## Direction
Leave the pictures out. Return all other data exactly.

::: Extracted records :::

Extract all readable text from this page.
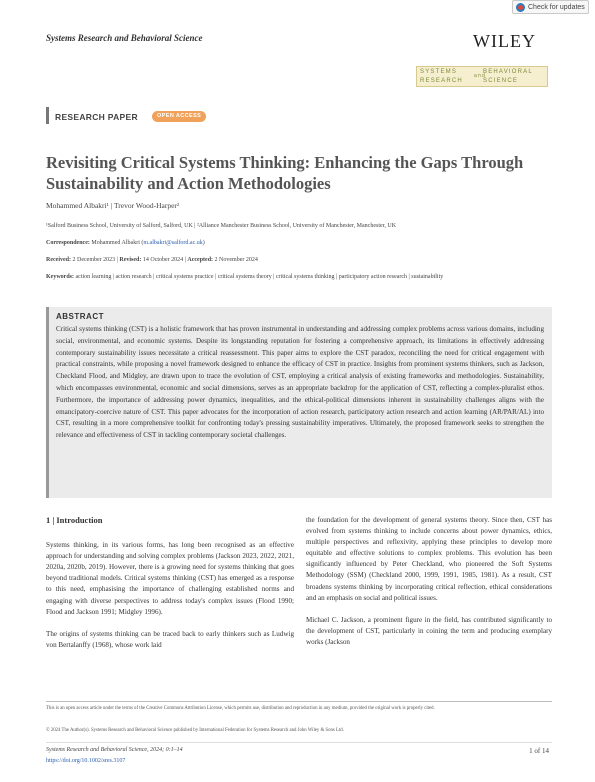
Check for updates
Systems Research and Behavioral Science	WILEY
SYSTEMS
RESEARCH
and
BEHAVIORAL
SCIENCE
RESEARCH PAPER	OPEN ACCESS
Revisiting Critical Systems Thinking: Enhancing the Gaps Through Sustainability and Action Methodologies
Mohammed Albakri¹ | Trevor Wood-Harper²
¹Salford Business School, University of Salford, Salford, UK | ²Alliance Manchester Business School, University of Manchester, Manchester, UK
Correspondence: Mohammed Albakri (m.albakri@salford.ac.uk)
Received: 2 December 2023 | Revised: 14 October 2024 | Accepted: 2 November 2024
Keywords: action learning | action research | critical systems practice | critical systems theory | critical systems thinking | participatory action research | sustainability
ABSTRACT

Critical systems thinking (CST) is a holistic framework that has proven instrumental in understanding and addressing complex problems across various domains, including social, environmental, and economic systems. Despite its longstanding reputation for fostering a comprehensive approach, its limitations in effectively addressing contemporary sustainability issues necessitate a critical reassessment. This paper aims to explore the CST paradox, reconciling the need for critical engagement with practical constraints, while proposing a novel framework designed to enhance the efficacy of CST in practice. Insights from prominent systems thinkers, such as Jackson, Checkland Flood, and Midgley, are drawn upon to trace the evolution of CST, employing a critical analysis of existing frameworks and methodologies. Sustainability, which encompasses environmental, economic and social dimensions, serves as an appropriate backdrop for the application of CST, reflecting a complex-pluralist ethos. Furthermore, the importance of addressing power dynamics, inequalities, and the ethical-political dimensions inherent in sustainability challenges aligns with the emancipatory-coercive nature of CST. This paper advocates for the incorporation of action research, participatory action research and action learning (AR/PAR/AL) into CST, resulting in a more comprehensive toolkit for confronting today's pressing sustainability imperatives. Ultimately, the proposed framework seeks to strengthen the relevance and effectiveness of CST in tackling contemporary societal challenges.

1 | Introduction

Systems thinking, in its various forms, has long been recognised as an effective approach for understanding and solving complex problems (Jackson 2023, 2022, 2021, 2020a, 2020b, 2019). However, there is a growing need for systems thinking that goes beyond traditional models. Critical systems thinking (CST) has emerged as a response to this need, emphasising the importance of challenging established norms and engaging with diverse perspectives to address today's complex issues (Flood 1990; Flood and Jackson 1991; Midgley 1996).

The origins of systems thinking can be traced back to early thinkers such as Ludwig von Bertalanffy (1968), whose work laid

the foundation for the development of general systems theory. Since then, CST has evolved from systems thinking to include concerns about power dynamics, ethics, multiple perspectives and reflexivity, applying these principles to develop more equitable and effective solutions to complex problems. This evolution has been significantly influenced by Peter Checkland, who pioneered the Soft Systems Methodology (SSM) (Checkland 2000, 1999, 1991, 1985, 1981). As a result, CST broadens systems thinking by incorporating critical reflection, ethical considerations and an emphasis on social and political issues.

Michael C. Jackson, a prominent figure in the field, has contributed significantly to the development of CST, particularly in coining the term and producing exemplary works (Jackson

This is an open access article under the terms of the Creative Commons Attribution License, which permits use, distribution and reproduction in any medium, provided the original work is properly cited.
© 2024 The Author(s). Systems Research and Behavioral Science published by International Federation for Systems Research and John Wiley & Sons Ltd.
Systems Research and Behavioral Science, 2024; 0:1–14
https://doi.org/10.1002/sres.3107
1 of 14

:::

## Finished task
Extract all readable text from this page.
Check for updates
Systems Research and Behavioral Science	WILEY
SYSTEMS
RESEARCH
and
BEHAVIORAL
SCIENCE
RESEARCH PAPER	OPEN ACCESS
Revisiting Critical Systems Thinking: Enhancing the Gaps Through Sustainability and Action Methodologies
Mohammed Albakri¹ | Trevor Wood-Harper²
¹Salford Business School, University of Salford, Salford, UK | ²Alliance Manchester Business School, University of Manchester, Manchester, UK
Correspondence: Mohammed Albakri (m.albakri@salford.ac.uk)
Received: 2 December 2023 | Revised: 14 October 2024 | Accepted: 2 November 2024
Keywords: action learning | action research | critical systems practice | critical systems theory | critical systems thinking | participatory action research | sustainability
ABSTRACT

Critical systems thinking (CST) is a holistic framework that has proven instrumental in understanding and addressing complex problems across various domains, including social, environmental, and economic systems. Despite its longstanding reputation for fostering a comprehensive approach, its limitations in effectively addressing contemporary sustainability issues necessitate a critical reassessment. This paper aims to explore the CST paradox, reconciling the need for critical engagement with practical constraints, while proposing a novel framework designed to enhance the efficacy of CST in practice. Insights from prominent systems thinkers, such as Jackson, Checkland Flood, and Midgley, are drawn upon to trace the evolution of CST, employing a critical analysis of existing frameworks and methodologies. Sustainability, which encompasses environmental, economic and social dimensions, serves as an appropriate backdrop for the application of CST, reflecting a complex-pluralist ethos. Furthermore, the importance of addressing power dynamics, inequalities, and the ethical-political dimensions inherent in sustainability challenges aligns with the emancipatory-coercive nature of CST. This paper advocates for the incorporation of action research, participatory action research and action learning (AR/PAR/AL) into CST, resulting in a more comprehensive toolkit for confronting today's pressing sustainability imperatives. Ultimately, the proposed framework seeks to strengthen the relevance and effectiveness of CST in tackling contemporary societal challenges.

1 | Introduction

Systems thinking, in its various forms, has long been recognised as an effective approach for understanding and solving complex problems (Jackson 2023, 2022, 2021, 2020a, 2020b, 2019). However, there is a growing need for systems thinking that goes beyond traditional models. Critical systems thinking (CST) has emerged as a response to this need, emphasising the importance of challenging established norms and engaging with diverse perspectives to address today's complex issues (Flood 1990; Flood and Jackson 1991; Midgley 1996).

The origins of systems thinking can be traced back to early thinkers such as Ludwig von Bertalanffy (1968), whose work laid

the foundation for the development of general systems theory. Since then, CST has evolved from systems thinking to include concerns about power dynamics, ethics, multiple perspectives and reflexivity, applying these principles to develop more equitable and effective solutions to complex problems. This evolution has been significantly influenced by Peter Checkland, who pioneered the Soft Systems Methodology (SSM) (Checkland 2000, 1999, 1991, 1985, 1981). As a result, CST broadens systems thinking by incorporating critical reflection, ethical considerations and an emphasis on social and political issues.

Michael C. Jackson, a prominent figure in the field, has contributed significantly to the development of CST, particularly in coining the term and producing exemplary works (Jackson

This is an open access article under the terms of the Creative Commons Attribution License, which permits use, distribution and reproduction in any medium, provided the original work is properly cited.
© 2024 The Author(s). Systems Research and Behavioral Science published by International Federation for Systems Research and John Wiley & Sons Ltd.
Systems Research and Behavioral Science, 2024; 0:1–14
https://doi.org/10.1002/sres.3107
1 of 14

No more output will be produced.